*INPUT ROWS*.
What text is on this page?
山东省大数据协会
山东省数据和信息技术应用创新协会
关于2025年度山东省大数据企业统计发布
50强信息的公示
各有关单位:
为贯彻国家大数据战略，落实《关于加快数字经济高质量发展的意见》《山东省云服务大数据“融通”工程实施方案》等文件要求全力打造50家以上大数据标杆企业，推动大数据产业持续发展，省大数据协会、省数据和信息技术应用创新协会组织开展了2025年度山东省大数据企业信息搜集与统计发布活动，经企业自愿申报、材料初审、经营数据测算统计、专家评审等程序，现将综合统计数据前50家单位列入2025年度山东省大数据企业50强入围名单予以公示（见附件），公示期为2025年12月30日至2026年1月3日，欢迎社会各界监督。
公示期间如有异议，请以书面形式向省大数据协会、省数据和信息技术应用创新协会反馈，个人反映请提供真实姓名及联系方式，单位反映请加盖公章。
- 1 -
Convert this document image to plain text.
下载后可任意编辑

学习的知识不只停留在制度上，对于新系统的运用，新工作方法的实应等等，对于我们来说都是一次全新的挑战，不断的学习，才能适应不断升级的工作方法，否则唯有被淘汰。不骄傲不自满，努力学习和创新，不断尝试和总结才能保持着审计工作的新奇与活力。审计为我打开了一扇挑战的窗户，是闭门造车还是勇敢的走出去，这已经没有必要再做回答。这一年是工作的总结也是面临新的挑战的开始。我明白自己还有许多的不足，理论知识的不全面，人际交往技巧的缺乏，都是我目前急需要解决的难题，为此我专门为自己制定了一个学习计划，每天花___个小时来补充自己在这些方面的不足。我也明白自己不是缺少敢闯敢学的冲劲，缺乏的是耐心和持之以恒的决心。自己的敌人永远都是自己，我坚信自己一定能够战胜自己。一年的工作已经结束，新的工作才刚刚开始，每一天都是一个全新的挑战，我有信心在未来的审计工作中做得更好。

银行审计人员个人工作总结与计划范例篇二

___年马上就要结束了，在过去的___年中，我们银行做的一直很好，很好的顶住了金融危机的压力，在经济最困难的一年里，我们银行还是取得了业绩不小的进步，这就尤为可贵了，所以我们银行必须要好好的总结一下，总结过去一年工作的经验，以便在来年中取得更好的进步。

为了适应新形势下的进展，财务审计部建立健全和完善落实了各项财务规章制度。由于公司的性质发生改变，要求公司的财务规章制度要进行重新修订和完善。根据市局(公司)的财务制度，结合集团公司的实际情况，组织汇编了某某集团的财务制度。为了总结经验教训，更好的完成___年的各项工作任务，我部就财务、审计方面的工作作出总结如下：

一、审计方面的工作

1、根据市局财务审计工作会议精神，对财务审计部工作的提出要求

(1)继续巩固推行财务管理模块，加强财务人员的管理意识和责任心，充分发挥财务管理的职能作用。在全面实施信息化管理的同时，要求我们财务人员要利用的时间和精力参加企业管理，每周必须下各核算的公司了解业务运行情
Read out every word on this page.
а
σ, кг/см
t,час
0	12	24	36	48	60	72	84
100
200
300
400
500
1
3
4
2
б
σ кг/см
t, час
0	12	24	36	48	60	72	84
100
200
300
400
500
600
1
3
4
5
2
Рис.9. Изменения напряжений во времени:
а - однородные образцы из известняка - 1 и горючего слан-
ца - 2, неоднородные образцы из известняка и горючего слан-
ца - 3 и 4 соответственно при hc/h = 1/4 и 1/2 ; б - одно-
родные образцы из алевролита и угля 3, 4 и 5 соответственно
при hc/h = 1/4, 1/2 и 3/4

*THE PROBLEM*.
Read the lines above. Gather those in which the string "соответственно" is found.

*TASK RESPONSE*.
ца - 3 и 4 соответственно при hc/h = 1/4 и 1/2 ; б - одно-
родные образцы из алевролита и угля 3, 4 и 5 соответственно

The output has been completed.